BEGIN The data

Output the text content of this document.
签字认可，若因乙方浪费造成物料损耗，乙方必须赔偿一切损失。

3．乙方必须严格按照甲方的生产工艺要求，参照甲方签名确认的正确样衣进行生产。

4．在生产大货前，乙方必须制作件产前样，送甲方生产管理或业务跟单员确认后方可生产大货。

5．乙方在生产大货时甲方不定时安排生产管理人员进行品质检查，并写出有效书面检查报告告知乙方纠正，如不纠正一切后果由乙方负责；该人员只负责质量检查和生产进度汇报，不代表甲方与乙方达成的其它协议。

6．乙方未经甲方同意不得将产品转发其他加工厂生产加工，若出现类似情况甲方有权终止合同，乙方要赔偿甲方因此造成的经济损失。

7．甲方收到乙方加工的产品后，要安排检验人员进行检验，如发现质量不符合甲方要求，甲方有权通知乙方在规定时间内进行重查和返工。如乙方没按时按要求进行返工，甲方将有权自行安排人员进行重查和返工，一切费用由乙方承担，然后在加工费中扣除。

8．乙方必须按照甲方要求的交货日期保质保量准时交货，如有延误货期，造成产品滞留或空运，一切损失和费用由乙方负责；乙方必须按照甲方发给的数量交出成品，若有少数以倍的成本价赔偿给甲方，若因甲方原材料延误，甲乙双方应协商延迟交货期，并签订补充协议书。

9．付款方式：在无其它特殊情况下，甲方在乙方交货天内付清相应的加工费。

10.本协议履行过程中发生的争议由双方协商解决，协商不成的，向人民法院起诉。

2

END The data

Task brief. Copy each record from above exactly, and include every line.

Result of the task.
Output the text content of this document.
签字认可，若因乙方浪费造成物料损耗，乙方必须赔偿一切损失。

3．乙方必须严格按照甲方的生产工艺要求，参照甲方签名确认的正确样衣进行生产。

4．在生产大货前，乙方必须制作件产前样，送甲方生产管理或业务跟单员确认后方可生产大货。

5．乙方在生产大货时甲方不定时安排生产管理人员进行品质检查，并写出有效书面检查报告告知乙方纠正，如不纠正一切后果由乙方负责；该人员只负责质量检查和生产进度汇报，不代表甲方与乙方达成的其它协议。

6．乙方未经甲方同意不得将产品转发其他加工厂生产加工，若出现类似情况甲方有权终止合同，乙方要赔偿甲方因此造成的经济损失。

7．甲方收到乙方加工的产品后，要安排检验人员进行检验，如发现质量不符合甲方要求，甲方有权通知乙方在规定时间内进行重查和返工。如乙方没按时按要求进行返工，甲方将有权自行安排人员进行重查和返工，一切费用由乙方承担，然后在加工费中扣除。

8．乙方必须按照甲方要求的交货日期保质保量准时交货，如有延误货期，造成产品滞留或空运，一切损失和费用由乙方负责；乙方必须按照甲方发给的数量交出成品，若有少数以倍的成本价赔偿给甲方，若因甲方原材料延误，甲乙双方应协商延迟交货期，并签订补充协议书。

9．付款方式：在无其它特殊情况下，甲方在乙方交货天内付清相应的加工费。

10.本协议履行过程中发生的争议由双方协商解决，协商不成的，向人民法院起诉。

2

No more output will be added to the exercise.